INSTRUCTIONS FOR THE TASK
Lift out all lines below that contain "rejonie".

MATERIAL PROVIDED
begin
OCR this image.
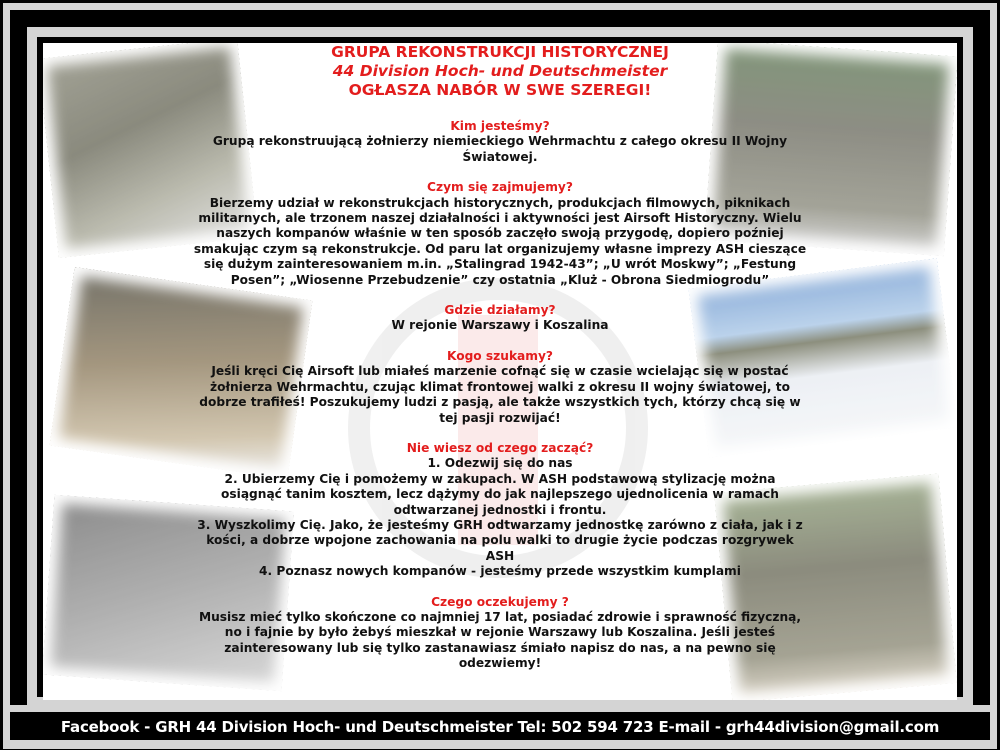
GRUPA REKONSTRUKCJI HISTORYCZNEJ
44 Division Hoch- und Deutschmeister
OGŁASZA NABÓR W SWE SZEREGI!
Kim jesteśmy?
Grupą rekonstruującą żołnierzy niemieckiego Wehrmachtu z całego okresu II Wojny Światowej.
Czym się zajmujemy?
Bierzemy udział w rekonstrukcjach historycznych, produkcjach filmowych, piknikach militarnych, ale trzonem naszej działalności i aktywności jest Airsoft Historyczny. Wielu naszych kompanów właśnie w ten sposób zaczęło swoją przygodę, dopiero poźniej smakując czym są rekonstrukcje. Od paru lat organizujemy własne imprezy ASH cieszące się dużym zainteresowaniem m.in. „Stalingrad 1942-43”; „U wrót Moskwy”; „Festung Posen”; „Wiosenne Przebudzenie” czy ostatnia „Kluż - Obrona Siedmiogrodu”
Gdzie działamy?
W rejonie Warszawy i Koszalina
Kogo szukamy?
Jeśli kręci Cię Airsoft lub miałeś marzenie cofnąć się w czasie wcielając się w postać żołnierza Wehrmachtu, czując klimat frontowej walki z okresu II wojny światowej, to dobrze trafiłeś! Poszukujemy ludzi z pasją, ale także wszystkich tych, którzy chcą się w tej pasji rozwijać!
Nie wiesz od czego zacząć?
1. Odezwij się do nas
2. Ubierzemy Cię i pomożemy w zakupach. W ASH podstawową stylizację można osiągnąć tanim kosztem, lecz dążymy do jak najlepszego ujednolicenia w ramach odtwarzanej jednostki i frontu.
3. Wyszkolimy Cię. Jako, że jesteśmy GRH odtwarzamy jednostkę zarówno z ciała, jak i z kości, a dobrze wpojone zachowania na polu walki to drugie życie podczas rozgrywek ASH
4. Poznasz nowych kompanów - jesteśmy przede wszystkim kumplami
Czego oczekujemy ?
Musisz mieć tylko skończone co najmniej 17 lat, posiadać zdrowie i sprawność fizyczną, no i fajnie by było żebyś mieszkał w rejonie Warszawy lub Koszalina. Jeśli jesteś zainteresowany lub się tylko zastanawiasz śmiało napisz do nas, a na pewno się odezwiemy!
Facebook - GRH 44 Division Hoch- und Deutschmeister Tel: 502 594 723 E-mail - grh44division@gmail.com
end
FINISHED ANSWER
W rejonie Warszawy i Koszalina
Musisz mieć tylko skończone co najmniej 17 lat, posiadać zdrowie i sprawność fizyczną, no i fajnie by było żebyś mieszkał w rejonie Warszawy lub Koszalina. Jeśli jesteś zainteresowany lub się tylko zastanawiasz śmiało napisz do nas, a na pewno się odezwiemy!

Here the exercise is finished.